▶ _WRITTEN PROBLEM_: Copy out the material below in full, but not its images.

======== SUPPLIED DATA

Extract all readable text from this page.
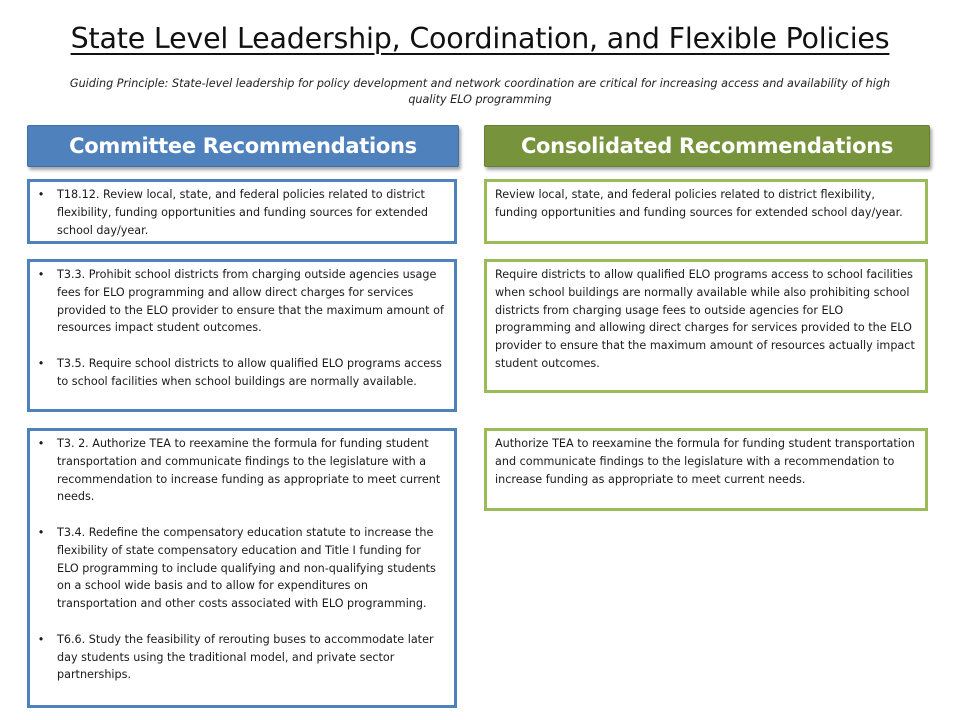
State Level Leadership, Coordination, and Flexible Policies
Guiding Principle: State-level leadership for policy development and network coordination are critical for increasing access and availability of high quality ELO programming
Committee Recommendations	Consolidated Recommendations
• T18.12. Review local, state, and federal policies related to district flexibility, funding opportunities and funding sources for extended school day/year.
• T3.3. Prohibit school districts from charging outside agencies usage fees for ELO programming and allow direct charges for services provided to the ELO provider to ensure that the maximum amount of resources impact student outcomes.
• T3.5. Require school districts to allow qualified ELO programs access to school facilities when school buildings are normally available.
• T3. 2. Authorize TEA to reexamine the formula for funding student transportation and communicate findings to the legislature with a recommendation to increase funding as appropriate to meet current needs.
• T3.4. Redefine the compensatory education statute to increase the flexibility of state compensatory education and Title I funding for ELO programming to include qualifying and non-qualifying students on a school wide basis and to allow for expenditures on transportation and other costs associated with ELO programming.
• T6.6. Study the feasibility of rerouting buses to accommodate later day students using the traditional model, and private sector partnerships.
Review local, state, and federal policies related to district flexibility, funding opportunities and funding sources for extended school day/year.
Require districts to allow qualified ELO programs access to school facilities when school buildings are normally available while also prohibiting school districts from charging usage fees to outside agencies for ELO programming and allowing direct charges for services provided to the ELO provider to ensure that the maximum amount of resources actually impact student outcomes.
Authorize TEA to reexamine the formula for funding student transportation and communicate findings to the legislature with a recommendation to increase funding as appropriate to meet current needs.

================

▶ _EXERCISE RESPONSE_:
Extract all readable text from this page.
State Level Leadership, Coordination, and Flexible Policies
Guiding Principle: State-level leadership for policy development and network coordination are critical for increasing access and availability of high quality ELO programming
Committee Recommendations	Consolidated Recommendations
• T18.12. Review local, state, and federal policies related to district flexibility, funding opportunities and funding sources for extended school day/year.
• T3.3. Prohibit school districts from charging outside agencies usage fees for ELO programming and allow direct charges for services provided to the ELO provider to ensure that the maximum amount of resources impact student outcomes.
• T3.5. Require school districts to allow qualified ELO programs access to school facilities when school buildings are normally available.
• T3. 2. Authorize TEA to reexamine the formula for funding student transportation and communicate findings to the legislature with a recommendation to increase funding as appropriate to meet current needs.
• T3.4. Redefine the compensatory education statute to increase the flexibility of state compensatory education and Title I funding for ELO programming to include qualifying and non-qualifying students on a school wide basis and to allow for expenditures on transportation and other costs associated with ELO programming.
• T6.6. Study the feasibility of rerouting buses to accommodate later day students using the traditional model, and private sector partnerships.
Review local, state, and federal policies related to district flexibility, funding opportunities and funding sources for extended school day/year.
Require districts to allow qualified ELO programs access to school facilities when school buildings are normally available while also prohibiting school districts from charging usage fees to outside agencies for ELO programming and allowing direct charges for services provided to the ELO provider to ensure that the maximum amount of resources actually impact student outcomes.
Authorize TEA to reexamine the formula for funding student transportation and communicate findings to the legislature with a recommendation to increase funding as appropriate to meet current needs.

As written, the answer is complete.